• **TO DO**: Convert every line of the items below into a JSON list of strings, one string per line, leaving out blank lines and the picture placeholders.

• **EXTRACTED ENTRIES**:
◇ ◇ ◇ ◇

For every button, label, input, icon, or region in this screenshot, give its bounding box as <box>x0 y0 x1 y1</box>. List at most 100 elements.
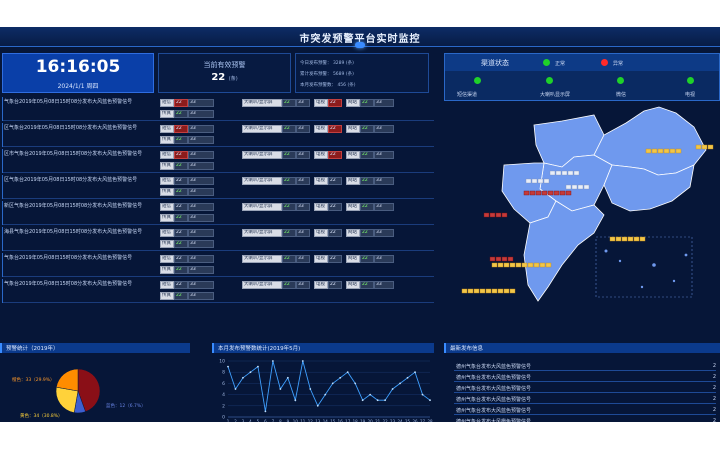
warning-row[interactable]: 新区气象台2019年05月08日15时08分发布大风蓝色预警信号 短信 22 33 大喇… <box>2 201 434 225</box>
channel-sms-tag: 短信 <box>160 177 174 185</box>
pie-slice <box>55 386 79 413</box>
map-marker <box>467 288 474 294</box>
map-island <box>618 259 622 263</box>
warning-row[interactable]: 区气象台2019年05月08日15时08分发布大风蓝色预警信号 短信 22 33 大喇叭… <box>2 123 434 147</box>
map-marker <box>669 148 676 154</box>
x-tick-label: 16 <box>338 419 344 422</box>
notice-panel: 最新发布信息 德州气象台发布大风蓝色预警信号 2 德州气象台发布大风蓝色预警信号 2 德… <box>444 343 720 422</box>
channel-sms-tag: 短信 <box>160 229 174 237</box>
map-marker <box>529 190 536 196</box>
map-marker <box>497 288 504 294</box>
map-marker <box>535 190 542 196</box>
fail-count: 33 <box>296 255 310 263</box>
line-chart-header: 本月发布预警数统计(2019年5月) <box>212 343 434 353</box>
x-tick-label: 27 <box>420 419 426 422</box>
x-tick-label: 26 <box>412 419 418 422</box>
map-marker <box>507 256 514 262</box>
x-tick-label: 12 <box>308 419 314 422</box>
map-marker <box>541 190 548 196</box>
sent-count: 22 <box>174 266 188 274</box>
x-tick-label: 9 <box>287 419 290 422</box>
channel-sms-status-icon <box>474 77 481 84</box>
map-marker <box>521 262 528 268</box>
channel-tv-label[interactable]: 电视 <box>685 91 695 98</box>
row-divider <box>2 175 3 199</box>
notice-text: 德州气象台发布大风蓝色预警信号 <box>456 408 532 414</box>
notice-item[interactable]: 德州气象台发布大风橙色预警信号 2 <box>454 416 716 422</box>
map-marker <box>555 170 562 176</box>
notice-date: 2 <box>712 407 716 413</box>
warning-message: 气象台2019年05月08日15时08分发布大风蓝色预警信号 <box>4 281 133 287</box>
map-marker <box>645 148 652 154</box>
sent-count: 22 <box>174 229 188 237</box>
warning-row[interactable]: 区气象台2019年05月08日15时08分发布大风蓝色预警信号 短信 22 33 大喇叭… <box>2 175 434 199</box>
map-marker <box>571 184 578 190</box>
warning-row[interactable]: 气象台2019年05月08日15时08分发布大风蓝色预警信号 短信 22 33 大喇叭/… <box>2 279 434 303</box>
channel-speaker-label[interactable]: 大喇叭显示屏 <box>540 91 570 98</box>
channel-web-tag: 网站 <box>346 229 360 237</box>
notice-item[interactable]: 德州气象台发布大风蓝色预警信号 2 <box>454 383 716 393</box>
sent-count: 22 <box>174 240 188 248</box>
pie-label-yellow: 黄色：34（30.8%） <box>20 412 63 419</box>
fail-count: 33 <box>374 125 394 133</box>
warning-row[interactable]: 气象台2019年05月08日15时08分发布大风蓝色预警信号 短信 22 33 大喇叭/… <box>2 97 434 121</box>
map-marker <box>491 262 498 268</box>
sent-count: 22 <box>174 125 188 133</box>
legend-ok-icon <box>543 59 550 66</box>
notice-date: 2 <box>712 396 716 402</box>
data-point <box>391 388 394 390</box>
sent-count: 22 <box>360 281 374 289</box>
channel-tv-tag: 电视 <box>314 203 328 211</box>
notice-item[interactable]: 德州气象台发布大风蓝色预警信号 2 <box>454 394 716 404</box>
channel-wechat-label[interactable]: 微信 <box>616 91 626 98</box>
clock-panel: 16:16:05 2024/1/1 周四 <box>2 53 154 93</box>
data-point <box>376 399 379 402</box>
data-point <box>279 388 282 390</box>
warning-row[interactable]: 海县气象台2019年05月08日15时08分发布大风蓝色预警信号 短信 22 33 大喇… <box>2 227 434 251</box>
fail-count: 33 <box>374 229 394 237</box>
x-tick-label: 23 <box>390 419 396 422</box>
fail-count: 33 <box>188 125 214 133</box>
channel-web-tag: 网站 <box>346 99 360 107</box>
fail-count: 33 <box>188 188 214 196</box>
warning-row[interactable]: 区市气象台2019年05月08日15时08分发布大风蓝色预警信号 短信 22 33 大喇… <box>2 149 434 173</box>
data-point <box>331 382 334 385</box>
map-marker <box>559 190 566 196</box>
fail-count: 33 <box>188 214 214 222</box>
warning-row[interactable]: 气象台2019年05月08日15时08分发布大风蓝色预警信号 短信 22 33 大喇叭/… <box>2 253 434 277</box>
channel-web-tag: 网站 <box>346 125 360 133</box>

◇ ◇ ◇ ◇

• **THE REPLY**:
[
  "For every button, label, input, icon, or region in this screenshot, give its bounding box as <box>x0 y0 x1 y1</box>. List at most 100 elements.",
  "warning-row[interactable]: 新区气象台2019年05月08日15时08分发布大风蓝色预警信号 短信 22 33 大喇… <box>2 201 434 225</box>",
  "channel-sms-tag: 短信 <box>160 177 174 185</box>",
  "pie-slice <box>55 386 79 413</box>",
  "map-marker <box>467 288 474 294</box>",
  "map-island <box>618 259 622 263</box>",
  "warning-row[interactable]: 区气象台2019年05月08日15时08分发布大风蓝色预警信号 短信 22 33 大喇叭… <box>2 123 434 147</box>",
  "map-marker <box>669 148 676 154</box>",
  "x-tick-label: 16 <box>338 419 344 422</box>",
  "notice-panel: 最新发布信息 德州气象台发布大风蓝色预警信号 2 德州气象台发布大风蓝色预警信号 2 德… <box>444 343 720 422</box>",
  "channel-sms-tag: 短信 <box>160 229 174 237</box>",
  "map-marker <box>529 190 536 196</box>",
  "map-marker <box>497 288 504 294</box>",
  "map-marker <box>535 190 542 196</box>",
  "fail-count: 33 <box>296 255 310 263</box>",
  "line-chart-header: 本月发布预警数统计(2019年5月) <box>212 343 434 353</box>",
  "x-tick-label: 27 <box>420 419 426 422</box>",
  "x-tick-label: 26 <box>412 419 418 422</box>",
  "map-marker <box>507 256 514 262</box>",
  "x-tick-label: 12 <box>308 419 314 422</box>",
  "map-marker <box>541 190 548 196</box>",
  "sent-count: 22 <box>174 266 188 274</box>",
  "x-tick-label: 9 <box>287 419 290 422</box>",
  "channel-sms-status-icon <box>474 77 481 84</box>",
  "map-marker <box>521 262 528 268</box>",
  "channel-tv-label[interactable]: 电视 <box>685 91 695 98</box>",
  "row-divider <box>2 175 3 199</box>",
  "notice-text: 德州气象台发布大风蓝色预警信号 <box>456 408 532 414</box>",
  "notice-item[interactable]: 德州气象台发布大风橙色预警信号 2 <box>454 416 716 422</box>",
  "map-marker <box>555 170 562 176</box>",
  "notice-date: 2 <box>712 407 716 413</box>",
  "warning-message: 气象台2019年05月08日15时08分发布大风蓝色预警信号 <box>4 281 133 287</box>",
  "map-marker <box>645 148 652 154</box>",
  "sent-count: 22 <box>174 229 188 237</box>",
  "warning-row[interactable]: 区气象台2019年05月08日15时08分发布大风蓝色预警信号 短信 22 33 大喇叭… <box>2 175 434 199</box>",
  "map-marker <box>571 184 578 190</box>",
  "warning-row[interactable]: 气象台2019年05月08日15时08分发布大风蓝色预警信号 短信 22 33 大喇叭/… <box>2 279 434 303</box>",
  "channel-speaker-label[interactable]: 大喇叭显示屏 <box>540 91 570 98</box>",
  "channel-web-tag: 网站 <box>346 229 360 237</box>",
  "notice-item[interactable]: 德州气象台发布大风蓝色预警信号 2 <box>454 383 716 393</box>",
  "sent-count: 22 <box>174 240 188 248</box>",
  "pie-label-yellow: 黄色：34（30.8%） <box>20 412 63 419</box>",
  "fail-count: 33 <box>374 125 394 133</box>",
  "warning-row[interactable]: 气象台2019年05月08日15时08分发布大风蓝色预警信号 短信 22 33 大喇叭/… <box>2 97 434 121</box>",
  "map-marker <box>491 262 498 268</box>",
  "sent-count: 22 <box>174 125 188 133</box>",
  "legend-ok-icon <box>543 59 550 66</box>",
  "notice-date: 2 <box>712 396 716 402</box>",
  "data-point <box>391 388 394 390</box>",
  "sent-count: 22 <box>360 281 374 289</box>",
  "channel-tv-tag: 电视 <box>314 203 328 211</box>",
  "notice-item[interactable]: 德州气象台发布大风蓝色预警信号 2 <box>454 394 716 404</box>",
  "channel-wechat-label[interactable]: 微信 <box>616 91 626 98</box>",
  "clock-panel: 16:16:05 2024/1/1 周四 <box>2 53 154 93</box>",
  "data-point <box>376 399 379 402</box>",
  "data-point <box>279 388 282 390</box>",
  "warning-row[interactable]: 海县气象台2019年05月08日15时08分发布大风蓝色预警信号 短信 22 33 大喇… <box>2 227 434 251</box>",
  "fail-count: 33 <box>374 229 394 237</box>",
  "x-tick-label: 23 <box>390 419 396 422</box>",
  "fail-count: 33 <box>188 125 214 133</box>",
  "channel-web-tag: 网站 <box>346 99 360 107</box>",
  "fail-count: 33 <box>188 188 214 196</box>",
  "warning-row[interactable]: 区市气象台2019年05月08日15时08分发布大风蓝色预警信号 短信 22 33 大喇… <box>2 149 434 173</box>",
  "data-point <box>331 382 334 385</box>",
  "map-marker <box>559 190 566 196</box>",
  "fail-count: 33 <box>188 214 214 222</box>",
  "warning-row[interactable]: 气象台2019年05月08日15时08分发布大风蓝色预警信号 短信 22 33 大喇叭/… <box>2 253 434 277</box>",
  "channel-web-tag: 网站 <box>346 125 360 133</box>"
]